- Requirements
Set down each entry exactly as given; pictures should not appear in the copy.

- Dataset extract
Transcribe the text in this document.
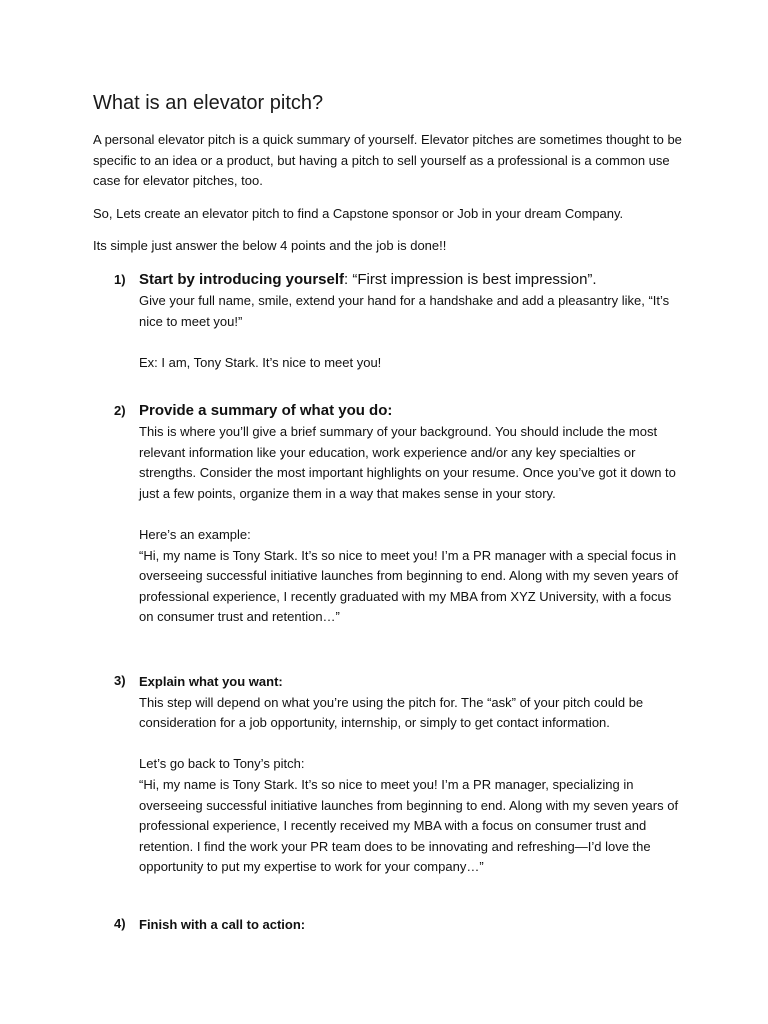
What is an elevator pitch?

A personal elevator pitch is a quick summary of yourself. Elevator pitches are sometimes thought to be specific to an idea or a product, but having a pitch to sell yourself as a professional is a common use case for elevator pitches, too.

So, Lets create an elevator pitch to find a Capstone sponsor or Job in your dream Company.

Its simple just answer the below 4 points and the job is done!!

1) Start by introducing yourself: “First impression is best impression”.

Give your full name, smile, extend your hand for a handshake and add a pleasantry like, “It’s nice to meet you!”

Ex: I am, Tony Stark. It’s nice to meet you!

2) Provide a summary of what you do:

This is where you’ll give a brief summary of your background. You should include the most relevant information like your education, work experience and/or any key specialties or strengths. Consider the most important highlights on your resume. Once you’ve got it down to just a few points, organize them in a way that makes sense in your story.

Here’s an example:

“Hi, my name is Tony Stark. It’s so nice to meet you! I’m a PR manager with a special focus in overseeing successful initiative launches from beginning to end. Along with my seven years of professional experience, I recently graduated with my MBA from XYZ University, with a focus on consumer trust and retention…”

3) Explain what you want:

This step will depend on what you’re using the pitch for. The “ask” of your pitch could be consideration for a job opportunity, internship, or simply to get contact information.

Let’s go back to Tony’s pitch:

“Hi, my name is Tony Stark. It’s so nice to meet you! I’m a PR manager, specializing in overseeing successful initiative launches from beginning to end. Along with my seven years of professional experience, I recently received my MBA with a focus on consumer trust and retention. I find the work your PR team does to be innovating and refreshing—I’d love the opportunity to put my expertise to work for your company…”

4) Finish with a call to action:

- Correct result
Transcribe the text in this document.
What is an elevator pitch?

A personal elevator pitch is a quick summary of yourself. Elevator pitches are sometimes thought to be specific to an idea or a product, but having a pitch to sell yourself as a professional is a common use case for elevator pitches, too.

So, Lets create an elevator pitch to find a Capstone sponsor or Job in your dream Company.

Its simple just answer the below 4 points and the job is done!!

1) Start by introducing yourself: “First impression is best impression”.

Give your full name, smile, extend your hand for a handshake and add a pleasantry like, “It’s nice to meet you!”

Ex: I am, Tony Stark. It’s nice to meet you!

2) Provide a summary of what you do:

This is where you’ll give a brief summary of your background. You should include the most relevant information like your education, work experience and/or any key specialties or strengths. Consider the most important highlights on your resume. Once you’ve got it down to just a few points, organize them in a way that makes sense in your story.

Here’s an example:

“Hi, my name is Tony Stark. It’s so nice to meet you! I’m a PR manager with a special focus in overseeing successful initiative launches from beginning to end. Along with my seven years of professional experience, I recently graduated with my MBA from XYZ University, with a focus on consumer trust and retention…”

3) Explain what you want:

This step will depend on what you’re using the pitch for. The “ask” of your pitch could be consideration for a job opportunity, internship, or simply to get contact information.

Let’s go back to Tony’s pitch:

“Hi, my name is Tony Stark. It’s so nice to meet you! I’m a PR manager, specializing in overseeing successful initiative launches from beginning to end. Along with my seven years of professional experience, I recently received my MBA with a focus on consumer trust and retention. I find the work your PR team does to be innovating and refreshing—I’d love the opportunity to put my expertise to work for your company…”

4) Finish with a call to action:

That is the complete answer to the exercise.